DO THIS. Verbatim output of all the material below is required.

RECORDS FOR PROCESSING.

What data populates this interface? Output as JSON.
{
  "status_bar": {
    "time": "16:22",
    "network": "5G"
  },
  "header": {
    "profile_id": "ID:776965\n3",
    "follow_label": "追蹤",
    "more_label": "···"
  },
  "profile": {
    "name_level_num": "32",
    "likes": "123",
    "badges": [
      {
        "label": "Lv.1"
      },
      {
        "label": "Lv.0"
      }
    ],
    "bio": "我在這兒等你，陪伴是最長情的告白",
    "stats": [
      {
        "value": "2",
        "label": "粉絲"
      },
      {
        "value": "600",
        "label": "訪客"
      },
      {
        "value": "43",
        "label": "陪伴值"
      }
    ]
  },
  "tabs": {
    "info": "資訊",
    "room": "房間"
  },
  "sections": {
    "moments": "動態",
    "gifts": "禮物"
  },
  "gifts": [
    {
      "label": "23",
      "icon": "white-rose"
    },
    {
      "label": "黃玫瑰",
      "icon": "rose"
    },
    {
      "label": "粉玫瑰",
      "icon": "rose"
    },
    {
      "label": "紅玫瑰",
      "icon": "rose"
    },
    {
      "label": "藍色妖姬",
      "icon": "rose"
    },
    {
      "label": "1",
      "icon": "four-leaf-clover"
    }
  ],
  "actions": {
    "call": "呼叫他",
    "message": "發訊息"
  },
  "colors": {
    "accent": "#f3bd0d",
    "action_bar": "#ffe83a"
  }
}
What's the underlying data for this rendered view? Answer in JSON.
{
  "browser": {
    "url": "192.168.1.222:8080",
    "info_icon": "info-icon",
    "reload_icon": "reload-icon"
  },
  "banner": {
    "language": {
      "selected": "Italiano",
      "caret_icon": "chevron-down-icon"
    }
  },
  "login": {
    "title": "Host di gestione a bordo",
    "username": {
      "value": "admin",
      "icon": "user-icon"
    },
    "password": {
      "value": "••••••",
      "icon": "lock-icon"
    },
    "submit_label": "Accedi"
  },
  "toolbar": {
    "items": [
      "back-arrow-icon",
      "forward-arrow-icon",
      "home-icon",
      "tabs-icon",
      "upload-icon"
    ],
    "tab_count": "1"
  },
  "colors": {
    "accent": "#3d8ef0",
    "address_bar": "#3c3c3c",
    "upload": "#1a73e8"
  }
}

WORKED ANSWER.
What data populates this interface? Output as JSON.
{
  "status_bar": {
    "time": "16:22",
    "network": "5G"
  },
  "header": {
    "profile_id": "ID:776965\n3",
    "follow_label": "追蹤",
    "more_label": "···"
  },
  "profile": {
    "name_level_num": "32",
    "likes": "123",
    "badges": [
      {
        "label": "Lv.1"
      },
      {
        "label": "Lv.0"
      }
    ],
    "bio": "我在這兒等你，陪伴是最長情的告白",
    "stats": [
      {
        "value": "2",
        "label": "粉絲"
      },
      {
        "value": "600",
        "label": "訪客"
      },
      {
        "value": "43",
        "label": "陪伴值"
      }
    ]
  },
  "tabs": {
    "info": "資訊",
    "room": "房間"
  },
  "sections": {
    "moments": "動態",
    "gifts": "禮物"
  },
  "gifts": [
    {
      "label": "23",
      "icon": "white-rose"
    },
    {
      "label": "黃玫瑰",
      "icon": "rose"
    },
    {
      "label": "粉玫瑰",
      "icon": "rose"
    },
    {
      "label": "紅玫瑰",
      "icon": "rose"
    },
    {
      "label": "藍色妖姬",
      "icon": "rose"
    },
    {
      "label": "1",
      "icon": "four-leaf-clover"
    }
  ],
  "actions": {
    "call": "呼叫他",
    "message": "發訊息"
  },
  "colors": {
    "accent": "#f3bd0d",
    "action_bar": "#ffe83a"
  }
}
What's the underlying data for this rendered view? Answer in JSON.
{
  "browser": {
    "url": "192.168.1.222:8080",
    "info_icon": "info-icon",
    "reload_icon": "reload-icon"
  },
  "banner": {
    "language": {
      "selected": "Italiano",
      "caret_icon": "chevron-down-icon"
    }
  },
  "login": {
    "title": "Host di gestione a bordo",
    "username": {
      "value": "admin",
      "icon": "user-icon"
    },
    "password": {
      "value": "••••••",
      "icon": "lock-icon"
    },
    "submit_label": "Accedi"
  },
  "toolbar": {
    "items": [
      "back-arrow-icon",
      "forward-arrow-icon",
      "home-icon",
      "tabs-icon",
      "upload-icon"
    ],
    "tab_count": "1"
  },
  "colors": {
    "accent": "#3d8ef0",
    "address_bar": "#3c3c3c",
    "upload": "#1a73e8"
  }
}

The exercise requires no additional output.